▸ **Excerpt to read**
=-=-=-=-=

As noted earlier, on June 10, 1982, the EEOC issued a right to sue letter, after which appellant brought suit in federal district court again claiming that his resignation was ineffective and claiming that he had been discriminated against. The district court granted defendant's motion for summary judgment on the basis of res judicata, relying on Kremer v. Chemical Construction Corp., 456 U.S. 461 (1982).

24

In Kremer, the Supreme Court held that a federal district court must give preclusive effect to a state court decision upholding a state administrative agency's rejection of employment discrimination claims.1 Id. at 466-67. Plaintiff there had claimed employment discrimination in his lay-off from a private company. He filed a complaint with the EEOC, which referred his charges to the state division of human rights. The state agency found no probable cause to believe that plaintiff had been subject to discriminatory practices. Plaintiff then filed a petition in state court to set aside the adverse administrative determination. The state court affirmed the agency. The EEOC subsequently issued a right to sue letter finding no reasonable cause to believe that the charge of discrimination was true, and plaintiff brought a Title VII suit in federal district court. The court dismissed the case on res judicata grounds, the Court of Appeals affirmed, as did the Supreme Court.

=-=-=-=-=

[A run of records]
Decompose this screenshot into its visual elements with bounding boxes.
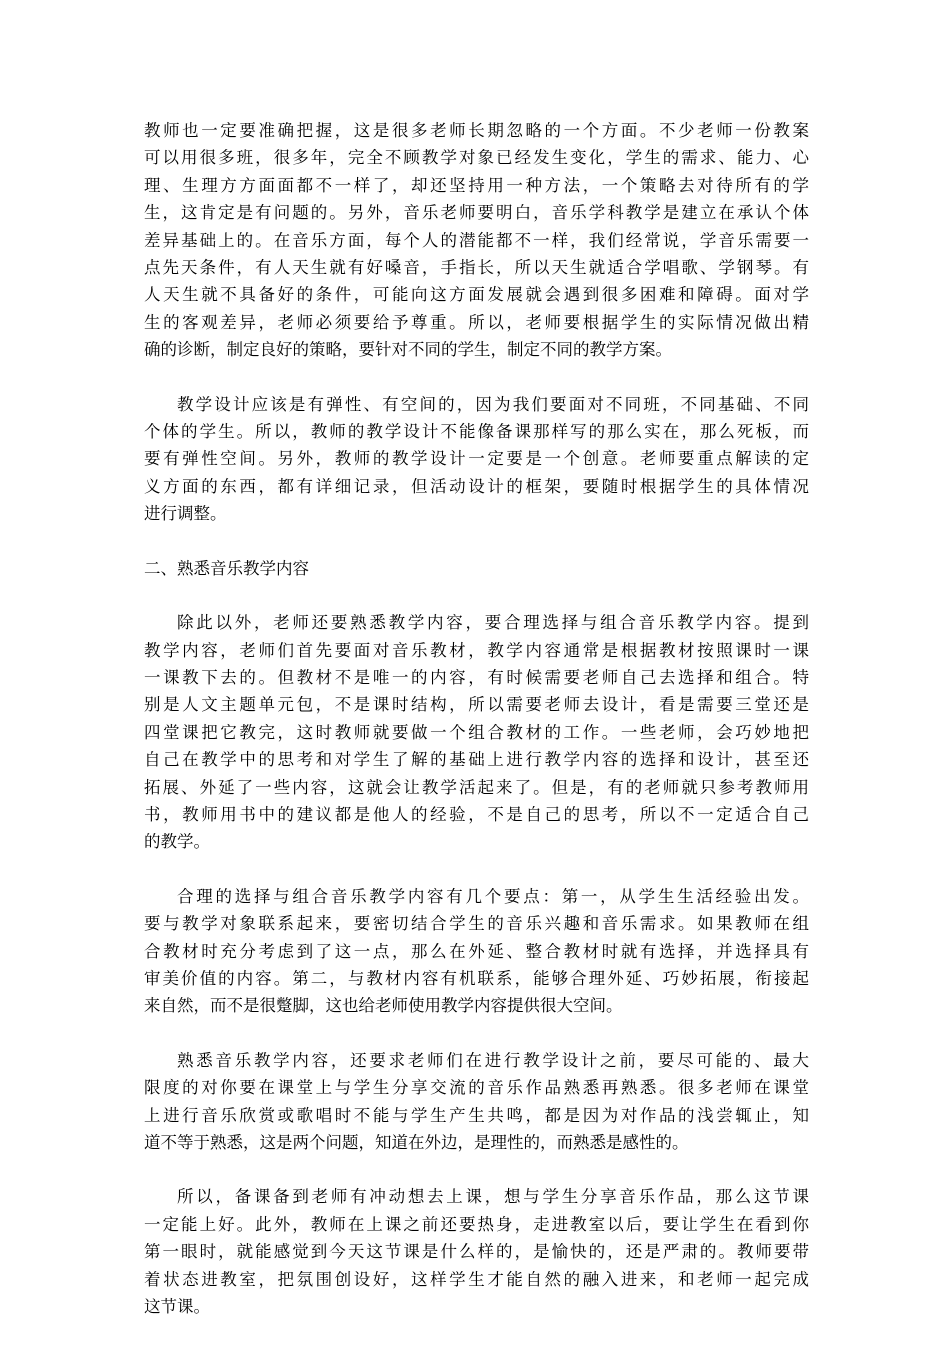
text-line: 二、熟悉音乐教学内容 [144, 558, 309, 578]
text-line: 教学内容，老师们首先要面对音乐教材，教学内容通常是根据教材按照课时一课 [144, 640, 809, 660]
text-line: 上进行音乐欣赏或歌唱时不能与学生产生共鸣，都是因为对作品的浅尝辄止，知 [144, 1105, 809, 1125]
text-line: 一课教下去的。但教材不是唯一的内容，有时候需要老师自己去选择和组合。特 [144, 667, 809, 687]
paragraph [144, 117, 809, 364]
text-line: 第一眼时，就能感觉到今天这节课是什么样的，是愉快的，还是严肃的。教师要带 [144, 1242, 809, 1262]
text-line: 理、生理方方面面都不一样了，却还坚持用一种方法，一个策略去对待所有的学 [144, 175, 809, 195]
text-line: 熟悉音乐教学内容，还要求老师们在进行教学设计之前，要尽可能的、最大 [177, 1050, 809, 1070]
paragraph [144, 609, 809, 856]
text-line: 进行调整。 [144, 504, 227, 524]
text-line: 自己在教学中的思考和对学生了解的基础上进行教学内容的选择和设计，甚至还 [144, 750, 809, 770]
text-line: 来自然，而不是很蹩脚，这也给老师使用教学内容提供很大空间。 [144, 996, 623, 1016]
text-line: 除此以外，老师还要熟悉教学内容，要合理选择与组合音乐教学内容。提到 [177, 613, 809, 633]
text-line: 生，这肯定是有问题的。另外，音乐老师要明白，音乐学科教学是建立在承认个体 [144, 203, 809, 223]
paragraph [144, 883, 809, 1020]
text-line: 所以，备课备到老师有冲动想去上课，想与学生分享音乐作品，那么这节课 [177, 1187, 809, 1207]
text-line: 教师也一定要准确把握，这是很多老师长期忽略的一个方面。不少老师一份教案 [144, 121, 809, 140]
text-line: 人天生就不具备好的条件，可能向这方面发展就会遇到很多困难和障碍。面对学 [144, 285, 809, 305]
text-line: 生的客观差异，老师必须要给予尊重。所以，老师要根据学生的实际情况做出精 [144, 312, 809, 332]
document-body [144, 117, 809, 1347]
paragraph [144, 1183, 809, 1320]
text-line: 个体的学生。所以，教师的教学设计不能像备课那样写的那么实在，那么死板，而 [144, 422, 809, 442]
text-line: 点先天条件，有人天生就有好嗓音，手指长，所以天生就适合学唱歌、学钢琴。有 [144, 258, 809, 278]
text-line: 义方面的东西，都有详细记录，但活动设计的框架，要随时根据学生的具体情况 [144, 476, 809, 496]
text-line: 要与教学对象联系起来，要密切结合学生的音乐兴趣和音乐需求。如果教师在组 [144, 914, 809, 934]
text-line: 审美价值的内容。第二，与教材内容有机联系，能够合理外延、巧妙拓展，衔接起 [144, 968, 809, 988]
text-line: 合教材时充分考虑到了这一点，那么在外延、整合教材时就有选择，并选择具有 [144, 941, 809, 961]
text-line: 四堂课把它教完，这时教师就要做一个组合教材的工作。一些老师，会巧妙地把 [144, 722, 809, 742]
paragraph [144, 391, 809, 528]
text-line: 这节课。 [144, 1297, 210, 1317]
paragraph [144, 1047, 809, 1157]
text-line: 别是人文主题单元包，不是课时结构，所以需要老师去设计，看是需要三堂还是 [144, 695, 809, 715]
text-line: 可以用很多班，很多年，完全不顾教学对象已经发生变化，学生的需求、能力、心 [144, 148, 809, 168]
text-line: 限度的对你要在课堂上与学生分享交流的音乐作品熟悉再熟悉。很多老师在课堂 [144, 1078, 809, 1098]
text-line: 教学设计应该是有弹性、有空间的，因为我们要面对不同班，不同基础、不同 [177, 394, 809, 414]
text-line: 道不等于熟悉，这是两个问题，知道在外边，是理性的，而熟悉是感性的。 [144, 1133, 689, 1152]
text-line: 差异基础上的。在音乐方面，每个人的潜能都不一样，我们经常说，学音乐需要一 [144, 230, 809, 250]
text-line: 确的诊断，制定良好的策略，要针对不同的学生，制定不同的教学方案。 [144, 340, 672, 360]
text-line: 拓展、外延了一些内容，这就会让教学活起来了。但是，有的老师就只参考教师用 [144, 777, 809, 797]
text-line: 一定能上好。此外，教师在上课之前还要热身，走进教室以后，要让学生在看到你 [144, 1214, 809, 1234]
text-line: 书，教师用书中的建议都是他人的经验，不是自己的思考，所以不一定适合自己 [144, 804, 809, 824]
text-line: 的教学。 [144, 832, 210, 852]
section-heading [144, 555, 809, 582]
text-line: 合理的选择与组合音乐教学内容有几个要点：第一，从学生生活经验出发。 [177, 886, 809, 906]
text-line: 要有弹性空间。另外，教师的教学设计一定要是一个创意。老师要重点解读的定 [144, 449, 809, 469]
text-line: 着状态进教室，把氛围创设好，这样学生才能自然的融入进来，和老师一起完成 [144, 1269, 809, 1289]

=-=-=-=-=

Pick up the court opinion on res judicata in the employment discrimination suit where it ends, and keep writing it.

25

While in Kremer, plaintiff had only alleged a discrimination claim, and the state agency responsible for handling discrimination claims clearly addressed the issue, in the instant case, the state agency and the state court each stated that their primary ground for dismissing appellant's complaint was because they found he had not been compelled to, but rather had voluntarily resigned. This finding necessarily precludes appellant's assertion of discriminatory termination. The agency and the courts furthermore noted that appellant completely failed to prove any sex discrimination in the state's actions.

26

Elliott v. University of Tennessee, 766 F.2d 982 (6th Cir. 1985), instructs that the res judicata principles of Kremer encompass two forms of preclusion: claim preclusion and issue preclusion. Id. at 986 n.1. In order for issue preclusion to bar appellant's discrimination claim, there must have been a decision in a different proceeding between the same parties in which the court decided an issue of fact or law necessary to its judgment. Id. In the instant case the Kentucky courts stated that they did not need to reach appellant's sex discrimination claim because they found that appellant had voluntarily resigned. We must accept as correct the necessary factual determination concerning the voluntariness of appellant's resignation, and the absence of discrimination proof, despite a full opportunity to pursue it.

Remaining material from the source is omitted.